Exercise instructions :: Below are some records. Copy every line in them that holds "sininen".

Source data ::
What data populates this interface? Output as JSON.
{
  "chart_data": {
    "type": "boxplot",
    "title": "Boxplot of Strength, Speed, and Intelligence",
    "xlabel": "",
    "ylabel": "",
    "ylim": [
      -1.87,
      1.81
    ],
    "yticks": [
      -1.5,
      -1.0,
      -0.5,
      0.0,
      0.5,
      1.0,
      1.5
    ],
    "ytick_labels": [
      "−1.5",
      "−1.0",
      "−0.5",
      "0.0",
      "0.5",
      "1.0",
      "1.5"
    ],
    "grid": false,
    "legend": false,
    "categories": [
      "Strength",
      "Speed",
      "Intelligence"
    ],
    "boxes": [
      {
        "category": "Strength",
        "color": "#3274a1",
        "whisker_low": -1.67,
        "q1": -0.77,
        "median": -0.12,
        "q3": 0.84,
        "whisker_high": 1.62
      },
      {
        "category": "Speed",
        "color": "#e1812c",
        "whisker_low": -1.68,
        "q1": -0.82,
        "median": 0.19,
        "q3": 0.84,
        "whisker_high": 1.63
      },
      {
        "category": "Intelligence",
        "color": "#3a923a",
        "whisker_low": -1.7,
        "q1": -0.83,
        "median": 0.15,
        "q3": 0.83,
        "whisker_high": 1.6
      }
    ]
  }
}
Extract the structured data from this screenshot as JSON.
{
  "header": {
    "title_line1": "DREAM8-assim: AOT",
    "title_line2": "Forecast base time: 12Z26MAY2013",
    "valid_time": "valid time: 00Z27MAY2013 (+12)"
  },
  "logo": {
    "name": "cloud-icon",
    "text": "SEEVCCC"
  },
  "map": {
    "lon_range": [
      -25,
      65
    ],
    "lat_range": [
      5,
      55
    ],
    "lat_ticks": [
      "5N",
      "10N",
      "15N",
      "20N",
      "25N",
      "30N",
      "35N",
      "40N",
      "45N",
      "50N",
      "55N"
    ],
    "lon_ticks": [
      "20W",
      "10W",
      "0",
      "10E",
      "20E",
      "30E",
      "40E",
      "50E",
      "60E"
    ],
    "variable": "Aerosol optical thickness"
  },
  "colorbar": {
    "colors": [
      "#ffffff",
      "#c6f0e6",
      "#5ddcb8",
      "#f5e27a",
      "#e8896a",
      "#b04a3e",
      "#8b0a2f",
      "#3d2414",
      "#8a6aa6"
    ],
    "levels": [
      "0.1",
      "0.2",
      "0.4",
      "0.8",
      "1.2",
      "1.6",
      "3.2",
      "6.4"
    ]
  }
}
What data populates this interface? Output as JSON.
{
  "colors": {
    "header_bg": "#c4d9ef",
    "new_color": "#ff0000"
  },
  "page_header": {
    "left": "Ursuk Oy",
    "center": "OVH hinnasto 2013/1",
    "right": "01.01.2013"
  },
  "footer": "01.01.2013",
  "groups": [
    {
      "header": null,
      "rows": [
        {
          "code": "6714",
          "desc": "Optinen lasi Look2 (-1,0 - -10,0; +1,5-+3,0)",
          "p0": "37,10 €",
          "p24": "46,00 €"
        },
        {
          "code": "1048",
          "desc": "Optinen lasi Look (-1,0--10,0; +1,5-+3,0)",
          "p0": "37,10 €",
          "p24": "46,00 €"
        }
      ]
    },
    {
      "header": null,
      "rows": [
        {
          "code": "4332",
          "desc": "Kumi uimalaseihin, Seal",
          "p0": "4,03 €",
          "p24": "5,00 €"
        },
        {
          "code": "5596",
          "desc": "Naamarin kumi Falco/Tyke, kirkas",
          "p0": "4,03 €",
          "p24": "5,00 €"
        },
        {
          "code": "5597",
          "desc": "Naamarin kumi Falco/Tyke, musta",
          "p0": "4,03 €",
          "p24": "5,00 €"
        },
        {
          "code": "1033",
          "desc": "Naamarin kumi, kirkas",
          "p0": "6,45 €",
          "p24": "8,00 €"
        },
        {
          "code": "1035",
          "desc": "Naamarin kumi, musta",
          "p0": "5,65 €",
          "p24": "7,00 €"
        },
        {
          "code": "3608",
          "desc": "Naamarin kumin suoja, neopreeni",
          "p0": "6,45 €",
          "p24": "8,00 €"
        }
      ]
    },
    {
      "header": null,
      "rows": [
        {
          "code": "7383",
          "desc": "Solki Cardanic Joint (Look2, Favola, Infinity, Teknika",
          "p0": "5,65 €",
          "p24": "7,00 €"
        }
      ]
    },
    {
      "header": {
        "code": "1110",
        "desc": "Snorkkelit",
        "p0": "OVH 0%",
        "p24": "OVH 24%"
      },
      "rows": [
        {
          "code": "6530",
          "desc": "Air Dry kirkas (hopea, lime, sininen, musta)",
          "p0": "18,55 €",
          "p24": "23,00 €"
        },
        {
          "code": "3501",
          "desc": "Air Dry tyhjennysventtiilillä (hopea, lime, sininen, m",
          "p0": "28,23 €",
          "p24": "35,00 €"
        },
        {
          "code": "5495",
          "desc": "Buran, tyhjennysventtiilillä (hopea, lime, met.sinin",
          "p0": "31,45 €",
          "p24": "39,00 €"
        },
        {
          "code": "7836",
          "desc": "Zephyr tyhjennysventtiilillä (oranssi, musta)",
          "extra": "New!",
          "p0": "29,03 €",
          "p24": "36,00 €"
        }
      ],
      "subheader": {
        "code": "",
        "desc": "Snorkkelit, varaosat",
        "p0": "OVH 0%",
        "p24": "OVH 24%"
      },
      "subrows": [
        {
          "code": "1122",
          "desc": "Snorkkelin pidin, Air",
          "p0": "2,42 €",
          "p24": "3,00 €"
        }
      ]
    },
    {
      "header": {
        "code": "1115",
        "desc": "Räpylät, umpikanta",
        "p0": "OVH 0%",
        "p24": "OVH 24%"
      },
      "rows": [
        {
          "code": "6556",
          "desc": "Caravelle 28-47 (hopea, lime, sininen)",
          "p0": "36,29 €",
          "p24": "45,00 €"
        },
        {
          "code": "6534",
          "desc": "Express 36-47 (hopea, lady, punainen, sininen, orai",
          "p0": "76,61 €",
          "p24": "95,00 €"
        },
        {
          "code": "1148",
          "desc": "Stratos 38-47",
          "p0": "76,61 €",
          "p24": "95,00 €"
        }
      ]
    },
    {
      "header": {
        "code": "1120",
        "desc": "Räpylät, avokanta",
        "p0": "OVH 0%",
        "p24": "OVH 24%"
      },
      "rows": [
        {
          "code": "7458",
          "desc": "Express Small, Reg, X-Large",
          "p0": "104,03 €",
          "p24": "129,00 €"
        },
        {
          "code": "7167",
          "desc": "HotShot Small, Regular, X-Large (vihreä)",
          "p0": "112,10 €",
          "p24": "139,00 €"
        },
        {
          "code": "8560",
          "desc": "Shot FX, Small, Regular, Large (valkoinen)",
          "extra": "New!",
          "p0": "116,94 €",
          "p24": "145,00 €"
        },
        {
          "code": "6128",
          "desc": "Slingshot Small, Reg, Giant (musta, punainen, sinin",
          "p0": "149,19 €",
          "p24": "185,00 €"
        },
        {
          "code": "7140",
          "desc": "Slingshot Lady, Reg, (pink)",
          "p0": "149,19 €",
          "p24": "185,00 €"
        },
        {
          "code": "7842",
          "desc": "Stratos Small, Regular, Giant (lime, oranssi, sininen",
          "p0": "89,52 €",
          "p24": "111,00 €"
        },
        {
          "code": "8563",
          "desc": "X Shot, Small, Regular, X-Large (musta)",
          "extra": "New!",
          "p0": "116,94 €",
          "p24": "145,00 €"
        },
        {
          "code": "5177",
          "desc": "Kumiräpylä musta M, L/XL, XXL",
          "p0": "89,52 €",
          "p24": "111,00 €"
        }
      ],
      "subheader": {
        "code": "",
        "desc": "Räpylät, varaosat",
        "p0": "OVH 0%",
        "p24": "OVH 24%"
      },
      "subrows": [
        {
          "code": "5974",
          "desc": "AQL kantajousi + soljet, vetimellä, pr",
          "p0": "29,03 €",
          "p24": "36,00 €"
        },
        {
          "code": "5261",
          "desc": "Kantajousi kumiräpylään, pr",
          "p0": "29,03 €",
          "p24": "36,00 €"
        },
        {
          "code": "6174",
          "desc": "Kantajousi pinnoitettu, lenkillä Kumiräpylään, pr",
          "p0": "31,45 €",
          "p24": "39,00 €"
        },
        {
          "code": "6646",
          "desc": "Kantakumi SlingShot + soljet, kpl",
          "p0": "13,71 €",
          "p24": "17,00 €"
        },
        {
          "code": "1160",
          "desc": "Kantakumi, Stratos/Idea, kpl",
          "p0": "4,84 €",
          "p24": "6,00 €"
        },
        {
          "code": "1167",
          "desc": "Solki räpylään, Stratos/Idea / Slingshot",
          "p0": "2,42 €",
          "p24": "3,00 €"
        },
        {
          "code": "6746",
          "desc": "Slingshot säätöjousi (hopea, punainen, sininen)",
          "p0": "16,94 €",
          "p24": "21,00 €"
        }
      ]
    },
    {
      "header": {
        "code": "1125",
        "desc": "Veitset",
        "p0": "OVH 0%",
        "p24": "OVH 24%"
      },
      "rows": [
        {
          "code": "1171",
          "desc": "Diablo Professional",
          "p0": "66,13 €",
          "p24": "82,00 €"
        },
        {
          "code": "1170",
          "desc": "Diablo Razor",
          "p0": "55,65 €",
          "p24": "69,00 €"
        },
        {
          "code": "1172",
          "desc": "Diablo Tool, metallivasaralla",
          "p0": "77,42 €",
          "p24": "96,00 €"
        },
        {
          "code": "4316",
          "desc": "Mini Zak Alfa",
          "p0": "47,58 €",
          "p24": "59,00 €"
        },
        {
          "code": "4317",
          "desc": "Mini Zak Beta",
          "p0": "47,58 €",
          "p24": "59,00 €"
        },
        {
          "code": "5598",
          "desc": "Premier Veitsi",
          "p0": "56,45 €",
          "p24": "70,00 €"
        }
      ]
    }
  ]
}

Output for this task ::
          "desc": "Air Dry kirkas (hopea, lime, sininen, musta)",
          "desc": "Air Dry tyhjennysventtiilillä (hopea, lime, sininen, m",
          "desc": "Caravelle 28-47 (hopea, lime, sininen)",
          "desc": "Express 36-47 (hopea, lady, punainen, sininen, orai",
          "desc": "Stratos Small, Regular, Giant (lime, oranssi, sininen",
          "desc": "Slingshot säätöjousi (hopea, punainen, sininen)",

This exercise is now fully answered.